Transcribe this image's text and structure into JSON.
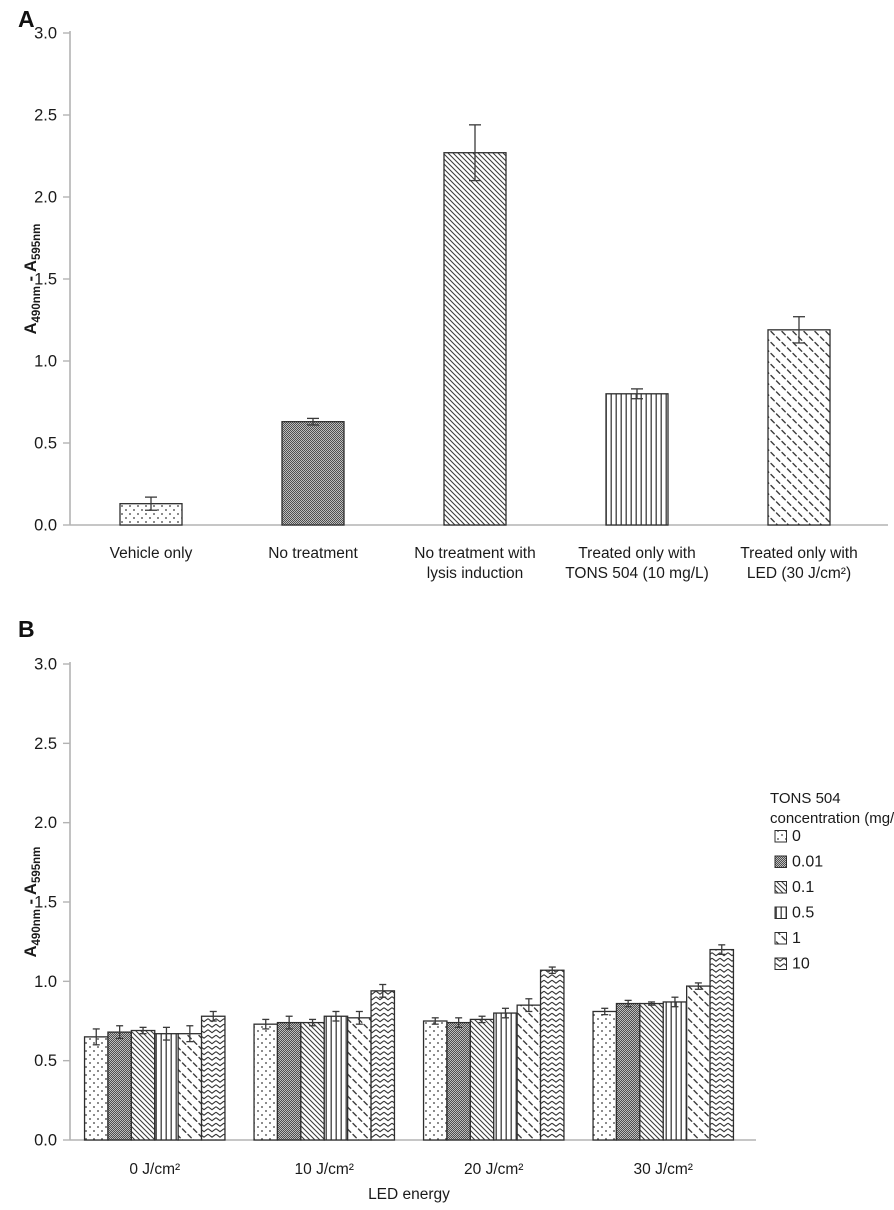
{
  "figure": {
    "panel_a_label": "A",
    "panel_b_label": "B"
  },
  "chart_data": [
    {
      "panel": "A",
      "type": "bar",
      "title": "",
      "ylabel": "A490nm - A595nm",
      "ylabel_parts": [
        {
          "t": "A"
        },
        {
          "t": "490nm",
          "sub": true
        },
        {
          "t": " - "
        },
        {
          "t": "A"
        },
        {
          "t": "595nm",
          "sub": true
        }
      ],
      "ylim": [
        0,
        3.0
      ],
      "ytick_step": 0.5,
      "yticks": [
        "0.0",
        "0.5",
        "1.0",
        "1.5",
        "2.0",
        "2.5",
        "3.0"
      ],
      "grid": false,
      "categories": [
        "Vehicle only",
        "No treatment",
        "No treatment with lysis induction",
        "Treated only with TONS 504 (10 mg/L)",
        "Treated only with LED (30 J/cm²)"
      ],
      "category_lines": [
        [
          "Vehicle only"
        ],
        [
          "No treatment"
        ],
        [
          "No treatment with",
          "lysis induction"
        ],
        [
          "Treated only with",
          "TONS 504 (10 mg/L)"
        ],
        [
          "Treated only with",
          "LED (30 J/cm²)"
        ]
      ],
      "values": [
        0.13,
        0.63,
        2.27,
        0.8,
        1.19
      ],
      "errors": [
        0.04,
        0.02,
        0.17,
        0.03,
        0.08
      ],
      "bar_patterns": [
        "dotted",
        "gray-checker",
        "diagonal-hatch",
        "vertical-lines",
        "diagonal-dashes"
      ]
    },
    {
      "panel": "B",
      "type": "grouped-bar",
      "title": "",
      "xlabel": "LED energy",
      "ylabel": "A490nm - A595nm",
      "ylabel_parts": [
        {
          "t": "A"
        },
        {
          "t": "490nm",
          "sub": true
        },
        {
          "t": " - "
        },
        {
          "t": "A"
        },
        {
          "t": "595nm",
          "sub": true
        }
      ],
      "ylim": [
        0,
        3.0
      ],
      "ytick_step": 0.5,
      "yticks": [
        "0.0",
        "0.5",
        "1.0",
        "1.5",
        "2.0",
        "2.5",
        "3.0"
      ],
      "grid": false,
      "categories": [
        "0 J/cm²",
        "10 J/cm²",
        "20 J/cm²",
        "30 J/cm²"
      ],
      "legend": {
        "position": "right",
        "title_lines": [
          "TONS 504",
          "concentration (mg/L)"
        ]
      },
      "series": [
        {
          "name": "0",
          "pattern": "dotted",
          "values": [
            0.65,
            0.73,
            0.75,
            0.81
          ],
          "errors": [
            0.05,
            0.03,
            0.02,
            0.02
          ]
        },
        {
          "name": "0.01",
          "pattern": "gray-checker",
          "values": [
            0.68,
            0.74,
            0.74,
            0.86
          ],
          "errors": [
            0.04,
            0.04,
            0.03,
            0.02
          ]
        },
        {
          "name": "0.1",
          "pattern": "diagonal-hatch",
          "values": [
            0.69,
            0.74,
            0.76,
            0.86
          ],
          "errors": [
            0.02,
            0.02,
            0.02,
            0.01
          ]
        },
        {
          "name": "0.5",
          "pattern": "vertical-lines",
          "values": [
            0.67,
            0.78,
            0.8,
            0.87
          ],
          "errors": [
            0.04,
            0.03,
            0.03,
            0.03
          ]
        },
        {
          "name": "1",
          "pattern": "diagonal-dashes",
          "values": [
            0.67,
            0.77,
            0.85,
            0.97
          ],
          "errors": [
            0.05,
            0.04,
            0.04,
            0.02
          ]
        },
        {
          "name": "10",
          "pattern": "zigzag",
          "values": [
            0.78,
            0.94,
            1.07,
            1.2
          ],
          "errors": [
            0.03,
            0.04,
            0.02,
            0.03
          ]
        }
      ],
      "colors": {
        "axis": "#b3b3b3",
        "text": "#1a1a1a",
        "bar_outline": "#2e2e2e",
        "error_bar": "#3a3a3a"
      }
    }
  ]
}
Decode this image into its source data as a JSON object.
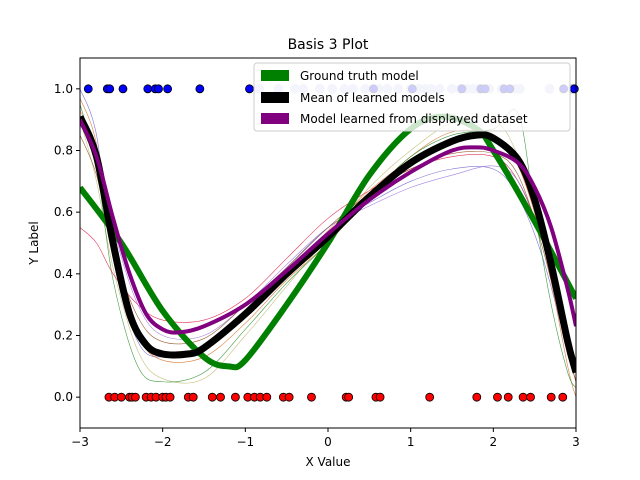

..........

• TASK DIRECTIONS
Except for the pictures, print the data above exactly.

• CORRECT OUTPUT
Transcribe this image's text and structure into JSON.
{
  "figure": {
    "panel_a_label": "A",
    "panel_b_label": "B"
  },
  "chart_data": [
    {
      "panel": "A",
      "type": "bar",
      "title": "",
      "ylabel": "A490nm - A595nm",
      "ylabel_parts": [
        {
          "t": "A"
        },
        {
          "t": "490nm",
          "sub": true
        },
        {
          "t": " - "
        },
        {
          "t": "A"
        },
        {
          "t": "595nm",
          "sub": true
        }
      ],
      "ylim": [
        0,
        3.0
      ],
      "ytick_step": 0.5,
      "yticks": [
        "0.0",
        "0.5",
        "1.0",
        "1.5",
        "2.0",
        "2.5",
        "3.0"
      ],
      "grid": false,
      "categories": [
        "Vehicle only",
        "No treatment",
        "No treatment with lysis induction",
        "Treated only with TONS 504 (10 mg/L)",
        "Treated only with LED (30 J/cm²)"
      ],
      "category_lines": [
        [
          "Vehicle only"
        ],
        [
          "No treatment"
        ],
        [
          "No treatment with",
          "lysis induction"
        ],
        [
          "Treated only with",
          "TONS 504 (10 mg/L)"
        ],
        [
          "Treated only with",
          "LED (30 J/cm²)"
        ]
      ],
      "values": [
        0.13,
        0.63,
        2.27,
        0.8,
        1.19
      ],
      "errors": [
        0.04,
        0.02,
        0.17,
        0.03,
        0.08
      ],
      "bar_patterns": [
        "dotted",
        "gray-checker",
        "diagonal-hatch",
        "vertical-lines",
        "diagonal-dashes"
      ]
    },
    {
      "panel": "B",
      "type": "grouped-bar",
      "title": "",
      "xlabel": "LED energy",
      "ylabel": "A490nm - A595nm",
      "ylabel_parts": [
        {
          "t": "A"
        },
        {
          "t": "490nm",
          "sub": true
        },
        {
          "t": " - "
        },
        {
          "t": "A"
        },
        {
          "t": "595nm",
          "sub": true
        }
      ],
      "ylim": [
        0,
        3.0
      ],
      "ytick_step": 0.5,
      "yticks": [
        "0.0",
        "0.5",
        "1.0",
        "1.5",
        "2.0",
        "2.5",
        "3.0"
      ],
      "grid": false,
      "categories": [
        "0 J/cm²",
        "10 J/cm²",
        "20 J/cm²",
        "30 J/cm²"
      ],
      "legend": {
        "position": "right",
        "title_lines": [
          "TONS 504",
          "concentration (mg/L)"
        ]
      },
      "series": [
        {
          "name": "0",
          "pattern": "dotted",
          "values": [
            0.65,
            0.73,
            0.75,
            0.81
          ],
          "errors": [
            0.05,
            0.03,
            0.02,
            0.02
          ]
        },
        {
          "name": "0.01",
          "pattern": "gray-checker",
          "values": [
            0.68,
            0.74,
            0.74,
            0.86
          ],
          "errors": [
            0.04,
            0.04,
            0.03,
            0.02
          ]
        },
        {
          "name": "0.1",
          "pattern": "diagonal-hatch",
          "values": [
            0.69,
            0.74,
            0.76,
            0.86
          ],
          "errors": [
            0.02,
            0.02,
            0.02,
            0.01
          ]
        },
        {
          "name": "0.5",
          "pattern": "vertical-lines",
          "values": [
            0.67,
            0.78,
            0.8,
            0.87
          ],
          "errors": [
            0.04,
            0.03,
            0.03,
            0.03
          ]
        },
        {
          "name": "1",
          "pattern": "diagonal-dashes",
          "values": [
            0.67,
            0.77,
            0.85,
            0.97
          ],
          "errors": [
            0.05,
            0.04,
            0.04,
            0.02
          ]
        },
        {
          "name": "10",
          "pattern": "zigzag",
          "values": [
            0.78,
            0.94,
            1.07,
            1.2
          ],
          "errors": [
            0.03,
            0.04,
            0.02,
            0.03
          ]
        }
      ],
      "colors": {
        "axis": "#b3b3b3",
        "text": "#1a1a1a",
        "bar_outline": "#2e2e2e",
        "error_bar": "#3a3a3a"
      }
    }
  ]
}
Decode this image into its source data as a JSON object.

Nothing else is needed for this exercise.